# SUPPLIED RECORDS

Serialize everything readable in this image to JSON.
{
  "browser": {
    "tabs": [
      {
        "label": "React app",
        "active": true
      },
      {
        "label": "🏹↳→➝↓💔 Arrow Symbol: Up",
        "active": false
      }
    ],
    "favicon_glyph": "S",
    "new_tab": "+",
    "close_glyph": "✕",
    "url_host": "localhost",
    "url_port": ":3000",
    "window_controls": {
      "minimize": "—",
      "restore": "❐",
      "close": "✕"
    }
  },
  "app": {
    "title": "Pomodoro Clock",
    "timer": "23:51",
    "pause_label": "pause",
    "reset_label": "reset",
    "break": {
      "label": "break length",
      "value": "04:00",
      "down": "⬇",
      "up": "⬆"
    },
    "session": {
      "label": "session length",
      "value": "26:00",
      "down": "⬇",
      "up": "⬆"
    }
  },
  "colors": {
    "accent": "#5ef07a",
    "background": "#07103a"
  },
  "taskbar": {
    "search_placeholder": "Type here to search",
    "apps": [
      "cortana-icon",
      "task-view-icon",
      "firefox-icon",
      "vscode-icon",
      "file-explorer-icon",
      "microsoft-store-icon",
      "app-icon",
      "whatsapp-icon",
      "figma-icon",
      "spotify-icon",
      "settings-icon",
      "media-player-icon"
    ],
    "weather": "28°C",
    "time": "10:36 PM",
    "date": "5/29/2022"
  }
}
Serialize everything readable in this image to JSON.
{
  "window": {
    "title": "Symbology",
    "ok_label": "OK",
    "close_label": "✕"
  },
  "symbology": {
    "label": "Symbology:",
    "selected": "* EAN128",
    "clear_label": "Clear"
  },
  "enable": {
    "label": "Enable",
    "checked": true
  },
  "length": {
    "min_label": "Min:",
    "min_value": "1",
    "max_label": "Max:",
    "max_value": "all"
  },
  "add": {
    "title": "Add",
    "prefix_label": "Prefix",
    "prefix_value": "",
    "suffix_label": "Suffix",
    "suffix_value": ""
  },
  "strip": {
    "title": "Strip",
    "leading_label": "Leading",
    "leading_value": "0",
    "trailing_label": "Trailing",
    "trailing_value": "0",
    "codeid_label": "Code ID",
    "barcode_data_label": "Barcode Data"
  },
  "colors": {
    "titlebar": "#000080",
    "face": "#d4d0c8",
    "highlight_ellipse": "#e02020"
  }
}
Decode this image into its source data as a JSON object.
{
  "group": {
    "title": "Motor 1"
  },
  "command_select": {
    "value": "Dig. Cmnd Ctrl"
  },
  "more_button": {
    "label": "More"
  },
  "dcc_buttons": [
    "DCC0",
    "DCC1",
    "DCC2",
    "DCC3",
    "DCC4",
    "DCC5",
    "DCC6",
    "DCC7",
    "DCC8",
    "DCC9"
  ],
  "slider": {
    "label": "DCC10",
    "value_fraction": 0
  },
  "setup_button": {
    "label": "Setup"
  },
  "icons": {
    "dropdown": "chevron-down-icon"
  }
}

# WHAT YOU HAVE TO DO
Transcribe the records above exactly, but only from the line that contains "Decode this image" through their final line, inclusive.

# SOLUTION FOR THIS TASK
Decode this image into its source data as a JSON object.
{
  "group": {
    "title": "Motor 1"
  },
  "command_select": {
    "value": "Dig. Cmnd Ctrl"
  },
  "more_button": {
    "label": "More"
  },
  "dcc_buttons": [
    "DCC0",
    "DCC1",
    "DCC2",
    "DCC3",
    "DCC4",
    "DCC5",
    "DCC6",
    "DCC7",
    "DCC8",
    "DCC9"
  ],
  "slider": {
    "label": "DCC10",
    "value_fraction": 0
  },
  "setup_button": {
    "label": "Setup"
  },
  "icons": {
    "dropdown": "chevron-down-icon"
  }
}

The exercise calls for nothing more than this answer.